(Dataset entries)
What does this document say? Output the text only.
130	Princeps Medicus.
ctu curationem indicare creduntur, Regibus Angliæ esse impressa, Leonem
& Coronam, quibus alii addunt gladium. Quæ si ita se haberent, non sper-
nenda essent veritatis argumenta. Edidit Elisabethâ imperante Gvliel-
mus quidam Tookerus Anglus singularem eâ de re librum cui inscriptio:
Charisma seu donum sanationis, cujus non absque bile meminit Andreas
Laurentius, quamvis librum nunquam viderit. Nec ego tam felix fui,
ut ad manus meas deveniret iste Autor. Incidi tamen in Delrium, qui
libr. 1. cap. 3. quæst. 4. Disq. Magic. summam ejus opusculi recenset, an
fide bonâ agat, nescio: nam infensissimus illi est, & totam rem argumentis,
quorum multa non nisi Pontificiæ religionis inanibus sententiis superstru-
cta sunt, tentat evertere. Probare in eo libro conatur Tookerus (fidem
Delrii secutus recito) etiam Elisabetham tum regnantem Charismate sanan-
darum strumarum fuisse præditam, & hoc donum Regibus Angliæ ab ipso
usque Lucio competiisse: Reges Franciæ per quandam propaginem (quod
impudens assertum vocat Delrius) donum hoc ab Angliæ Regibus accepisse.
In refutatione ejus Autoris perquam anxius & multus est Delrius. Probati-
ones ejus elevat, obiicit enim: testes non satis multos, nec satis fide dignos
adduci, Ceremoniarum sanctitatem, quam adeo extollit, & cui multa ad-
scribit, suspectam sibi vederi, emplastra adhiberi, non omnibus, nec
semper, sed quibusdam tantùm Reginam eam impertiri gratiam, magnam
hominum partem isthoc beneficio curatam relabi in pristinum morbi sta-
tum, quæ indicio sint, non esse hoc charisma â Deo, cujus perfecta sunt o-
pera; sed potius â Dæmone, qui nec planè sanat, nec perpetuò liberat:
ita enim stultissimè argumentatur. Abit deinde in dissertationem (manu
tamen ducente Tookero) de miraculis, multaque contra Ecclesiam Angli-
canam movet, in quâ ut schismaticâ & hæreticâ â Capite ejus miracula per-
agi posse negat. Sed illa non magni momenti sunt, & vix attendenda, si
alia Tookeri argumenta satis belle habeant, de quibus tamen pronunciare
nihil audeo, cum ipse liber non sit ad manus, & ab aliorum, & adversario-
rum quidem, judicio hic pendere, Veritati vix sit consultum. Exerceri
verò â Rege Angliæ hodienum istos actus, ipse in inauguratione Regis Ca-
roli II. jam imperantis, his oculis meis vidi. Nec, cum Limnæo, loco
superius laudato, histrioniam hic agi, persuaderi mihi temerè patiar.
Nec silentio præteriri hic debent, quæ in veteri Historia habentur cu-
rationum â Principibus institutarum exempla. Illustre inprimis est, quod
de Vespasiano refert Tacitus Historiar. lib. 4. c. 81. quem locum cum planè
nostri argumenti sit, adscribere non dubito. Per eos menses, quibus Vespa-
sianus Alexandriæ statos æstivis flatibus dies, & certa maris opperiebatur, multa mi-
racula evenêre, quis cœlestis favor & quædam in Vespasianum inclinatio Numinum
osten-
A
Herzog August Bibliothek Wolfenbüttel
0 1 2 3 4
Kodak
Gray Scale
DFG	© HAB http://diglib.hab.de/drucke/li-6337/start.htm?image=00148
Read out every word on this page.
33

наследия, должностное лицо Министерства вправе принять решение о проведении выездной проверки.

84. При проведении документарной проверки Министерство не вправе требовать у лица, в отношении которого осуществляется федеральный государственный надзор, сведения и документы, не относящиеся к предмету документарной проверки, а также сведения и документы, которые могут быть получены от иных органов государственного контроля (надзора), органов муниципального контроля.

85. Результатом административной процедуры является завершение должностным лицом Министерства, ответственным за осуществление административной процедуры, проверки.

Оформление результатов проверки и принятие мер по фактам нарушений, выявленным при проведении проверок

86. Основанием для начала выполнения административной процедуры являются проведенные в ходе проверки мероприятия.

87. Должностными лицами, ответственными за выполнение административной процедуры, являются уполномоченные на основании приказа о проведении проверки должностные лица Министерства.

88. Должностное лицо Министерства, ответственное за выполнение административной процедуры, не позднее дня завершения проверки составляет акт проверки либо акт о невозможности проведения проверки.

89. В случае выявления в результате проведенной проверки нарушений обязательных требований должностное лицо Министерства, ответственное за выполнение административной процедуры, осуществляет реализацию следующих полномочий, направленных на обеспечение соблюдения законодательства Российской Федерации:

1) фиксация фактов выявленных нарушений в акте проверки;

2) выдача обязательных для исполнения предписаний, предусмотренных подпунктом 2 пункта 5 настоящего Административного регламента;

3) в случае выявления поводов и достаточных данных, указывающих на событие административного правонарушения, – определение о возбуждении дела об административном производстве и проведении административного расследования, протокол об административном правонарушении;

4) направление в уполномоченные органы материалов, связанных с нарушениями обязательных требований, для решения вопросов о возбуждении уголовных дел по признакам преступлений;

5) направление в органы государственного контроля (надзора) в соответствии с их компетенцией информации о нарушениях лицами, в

- _Short task_
Show every line where the string "государственного" appears.

- _Full response_
84. При проведении документарной проверки Министерство не вправе требовать у лица, в отношении которого осуществляется федеральный государственный надзор, сведения и документы, не относящиеся к предмету документарной проверки, а также сведения и документы, которые могут быть получены от иных органов государственного контроля (надзора), органов муниципального контроля.
5) направление в органы государственного контроля (надзора) в соответствии с их компетенцией информации о нарушениях лицами, в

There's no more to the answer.